• _Written exercise_:
The data below should be restated word for word, with every picture omitted.

Saved entries

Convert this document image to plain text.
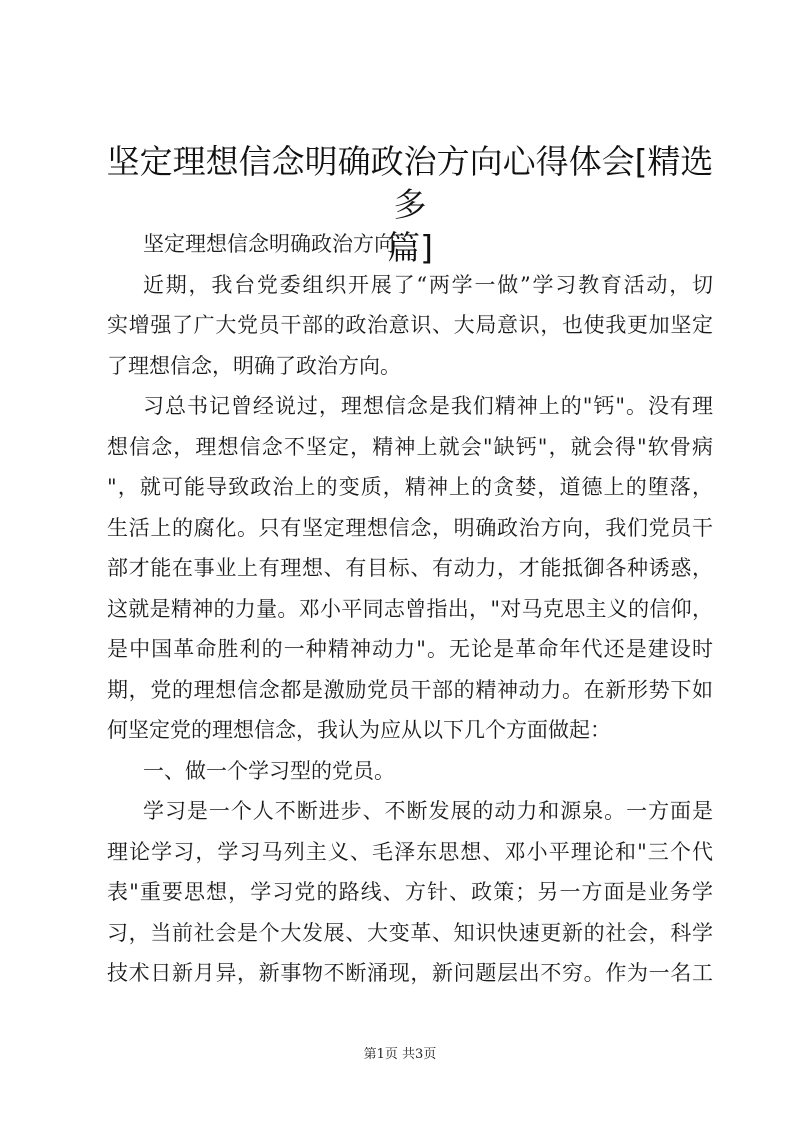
坚定理想信念明确政治方向心得体会[精选多
篇]
坚定理想信念明确政治方向
近期，我台党委组织开展了“两学一做”学习教育活动，切
实增强了广大党员干部的政治意识、大局意识，也使我更加坚定
了理想信念，明确了政治方向。
习总书记曾经说过，理想信念是我们精神上的"钙"。没有理
想信念，理想信念不坚定，精神上就会"缺钙"，就会得"软骨病
"，就可能导致政治上的变质，精神上的贪婪，道德上的堕落，
生活上的腐化。只有坚定理想信念，明确政治方向，我们党员干
部才能在事业上有理想、有目标、有动力，才能抵御各种诱惑，
这就是精神的力量。邓小平同志曾指出，"对马克思主义的信仰，
是中国革命胜利的一种精神动力"。无论是革命年代还是建设时
期，党的理想信念都是激励党员干部的精神动力。在新形势下如
何坚定党的理想信念，我认为应从以下几个方面做起：
一、做一个学习型的党员。
学习是一个人不断进步、不断发展的动力和源泉。一方面是
理论学习，学习马列主义、毛泽东思想、邓小平理论和"三个代
表"重要思想，学习党的路线、方针、政策；另一方面是业务学
习，当前社会是个大发展、大变革、知识快速更新的社会，科学
技术日新月异，新事物不断涌现，新问题层出不穷。作为一名工
第1页 共3页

• _Correct output_:
Convert this document image to plain text.
坚定理想信念明确政治方向心得体会[精选多
篇]
坚定理想信念明确政治方向
近期，我台党委组织开展了“两学一做”学习教育活动，切
实增强了广大党员干部的政治意识、大局意识，也使我更加坚定
了理想信念，明确了政治方向。
习总书记曾经说过，理想信念是我们精神上的"钙"。没有理
想信念，理想信念不坚定，精神上就会"缺钙"，就会得"软骨病
"，就可能导致政治上的变质，精神上的贪婪，道德上的堕落，
生活上的腐化。只有坚定理想信念，明确政治方向，我们党员干
部才能在事业上有理想、有目标、有动力，才能抵御各种诱惑，
这就是精神的力量。邓小平同志曾指出，"对马克思主义的信仰，
是中国革命胜利的一种精神动力"。无论是革命年代还是建设时
期，党的理想信念都是激励党员干部的精神动力。在新形势下如
何坚定党的理想信念，我认为应从以下几个方面做起：
一、做一个学习型的党员。
学习是一个人不断进步、不断发展的动力和源泉。一方面是
理论学习，学习马列主义、毛泽东思想、邓小平理论和"三个代
表"重要思想，学习党的路线、方针、政策；另一方面是业务学
习，当前社会是个大发展、大变革、知识快速更新的社会，科学
技术日新月异，新事物不断涌现，新问题层出不穷。作为一名工
第1页 共3页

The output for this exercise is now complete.